» **Brief**: Please list all lines of the material below in which the string "Prevail" occurs.

[Collection entries]
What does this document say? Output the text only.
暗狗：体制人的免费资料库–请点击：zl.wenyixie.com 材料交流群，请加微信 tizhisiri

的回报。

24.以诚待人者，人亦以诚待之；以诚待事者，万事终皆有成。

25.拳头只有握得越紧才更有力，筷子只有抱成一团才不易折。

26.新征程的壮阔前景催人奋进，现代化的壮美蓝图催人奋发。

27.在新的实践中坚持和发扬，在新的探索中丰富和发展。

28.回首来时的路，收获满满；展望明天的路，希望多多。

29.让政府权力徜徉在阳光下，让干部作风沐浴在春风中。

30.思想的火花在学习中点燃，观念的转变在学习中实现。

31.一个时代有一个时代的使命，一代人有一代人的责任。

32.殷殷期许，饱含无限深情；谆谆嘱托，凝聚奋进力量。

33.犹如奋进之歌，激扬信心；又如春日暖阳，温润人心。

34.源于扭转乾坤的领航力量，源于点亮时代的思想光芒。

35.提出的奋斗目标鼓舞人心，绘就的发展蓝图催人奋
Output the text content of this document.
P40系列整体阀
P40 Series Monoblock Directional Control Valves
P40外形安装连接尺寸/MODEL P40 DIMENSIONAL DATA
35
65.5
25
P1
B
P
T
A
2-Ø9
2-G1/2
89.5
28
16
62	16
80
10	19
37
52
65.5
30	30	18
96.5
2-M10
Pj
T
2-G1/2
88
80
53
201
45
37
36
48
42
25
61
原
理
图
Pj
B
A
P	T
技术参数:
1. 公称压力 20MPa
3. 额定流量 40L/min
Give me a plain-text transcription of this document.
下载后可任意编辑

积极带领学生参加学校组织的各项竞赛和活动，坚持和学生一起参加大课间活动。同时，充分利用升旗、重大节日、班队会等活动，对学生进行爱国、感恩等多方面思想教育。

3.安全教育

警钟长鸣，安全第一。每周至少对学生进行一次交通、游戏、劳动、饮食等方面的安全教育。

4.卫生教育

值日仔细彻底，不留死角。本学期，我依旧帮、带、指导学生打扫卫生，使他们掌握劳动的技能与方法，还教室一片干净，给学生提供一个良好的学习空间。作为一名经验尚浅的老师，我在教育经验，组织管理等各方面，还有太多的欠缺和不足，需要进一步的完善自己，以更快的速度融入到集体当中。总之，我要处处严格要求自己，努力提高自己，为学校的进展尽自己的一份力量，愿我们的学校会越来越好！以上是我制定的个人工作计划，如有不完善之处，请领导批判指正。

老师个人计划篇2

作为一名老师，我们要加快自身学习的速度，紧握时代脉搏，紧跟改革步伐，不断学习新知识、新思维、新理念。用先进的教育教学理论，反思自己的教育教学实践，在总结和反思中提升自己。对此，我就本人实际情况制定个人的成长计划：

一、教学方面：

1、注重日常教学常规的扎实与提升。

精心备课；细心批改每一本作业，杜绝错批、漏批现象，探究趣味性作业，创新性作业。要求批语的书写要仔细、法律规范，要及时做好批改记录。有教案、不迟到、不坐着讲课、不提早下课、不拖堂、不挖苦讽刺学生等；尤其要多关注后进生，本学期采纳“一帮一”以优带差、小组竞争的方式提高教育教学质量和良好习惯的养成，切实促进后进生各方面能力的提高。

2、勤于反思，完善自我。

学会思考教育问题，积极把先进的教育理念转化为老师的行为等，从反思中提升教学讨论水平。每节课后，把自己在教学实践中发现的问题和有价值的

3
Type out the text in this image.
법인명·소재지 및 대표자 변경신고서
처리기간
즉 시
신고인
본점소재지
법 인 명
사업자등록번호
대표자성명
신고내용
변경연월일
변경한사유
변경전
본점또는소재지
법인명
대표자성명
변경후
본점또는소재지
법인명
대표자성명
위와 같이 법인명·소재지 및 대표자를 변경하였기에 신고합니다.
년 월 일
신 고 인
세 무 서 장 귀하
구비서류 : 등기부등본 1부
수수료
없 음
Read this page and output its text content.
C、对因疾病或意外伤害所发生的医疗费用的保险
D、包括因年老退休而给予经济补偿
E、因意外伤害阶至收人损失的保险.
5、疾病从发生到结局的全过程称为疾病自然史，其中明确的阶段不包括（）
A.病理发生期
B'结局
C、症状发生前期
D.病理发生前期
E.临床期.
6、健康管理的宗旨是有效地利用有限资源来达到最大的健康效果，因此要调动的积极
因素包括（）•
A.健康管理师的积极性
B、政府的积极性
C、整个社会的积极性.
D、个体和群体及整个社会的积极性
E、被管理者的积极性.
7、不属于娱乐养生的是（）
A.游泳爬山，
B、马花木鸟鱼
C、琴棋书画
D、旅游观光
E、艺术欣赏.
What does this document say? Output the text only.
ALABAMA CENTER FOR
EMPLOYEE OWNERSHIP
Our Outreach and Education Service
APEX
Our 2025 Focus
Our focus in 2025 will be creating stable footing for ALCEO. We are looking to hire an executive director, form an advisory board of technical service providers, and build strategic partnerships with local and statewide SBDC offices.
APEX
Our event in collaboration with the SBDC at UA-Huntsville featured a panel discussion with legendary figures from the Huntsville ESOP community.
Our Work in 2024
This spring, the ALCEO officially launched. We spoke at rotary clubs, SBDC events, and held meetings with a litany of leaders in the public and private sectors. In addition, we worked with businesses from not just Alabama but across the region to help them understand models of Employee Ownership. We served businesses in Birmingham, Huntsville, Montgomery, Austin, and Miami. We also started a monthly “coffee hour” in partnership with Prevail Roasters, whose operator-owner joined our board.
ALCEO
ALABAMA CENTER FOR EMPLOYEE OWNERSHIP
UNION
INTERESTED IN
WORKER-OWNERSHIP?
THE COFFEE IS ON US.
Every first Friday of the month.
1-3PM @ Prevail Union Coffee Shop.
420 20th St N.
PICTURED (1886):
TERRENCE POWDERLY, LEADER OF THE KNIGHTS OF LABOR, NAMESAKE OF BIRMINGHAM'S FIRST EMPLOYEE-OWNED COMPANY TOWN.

» **The output**:
This spring, the ALCEO officially launched. We spoke at rotary clubs, SBDC events, and held meetings with a litany of leaders in the public and private sectors. In addition, we worked with businesses from not just Alabama but across the region to help them understand models of Employee Ownership. We served businesses in Birmingham, Huntsville, Montgomery, Austin, and Miami. We also started a monthly “coffee hour” in partnership with Prevail Roasters, whose operator-owner joined our board.
1-3PM @ Prevail Union Coffee Shop.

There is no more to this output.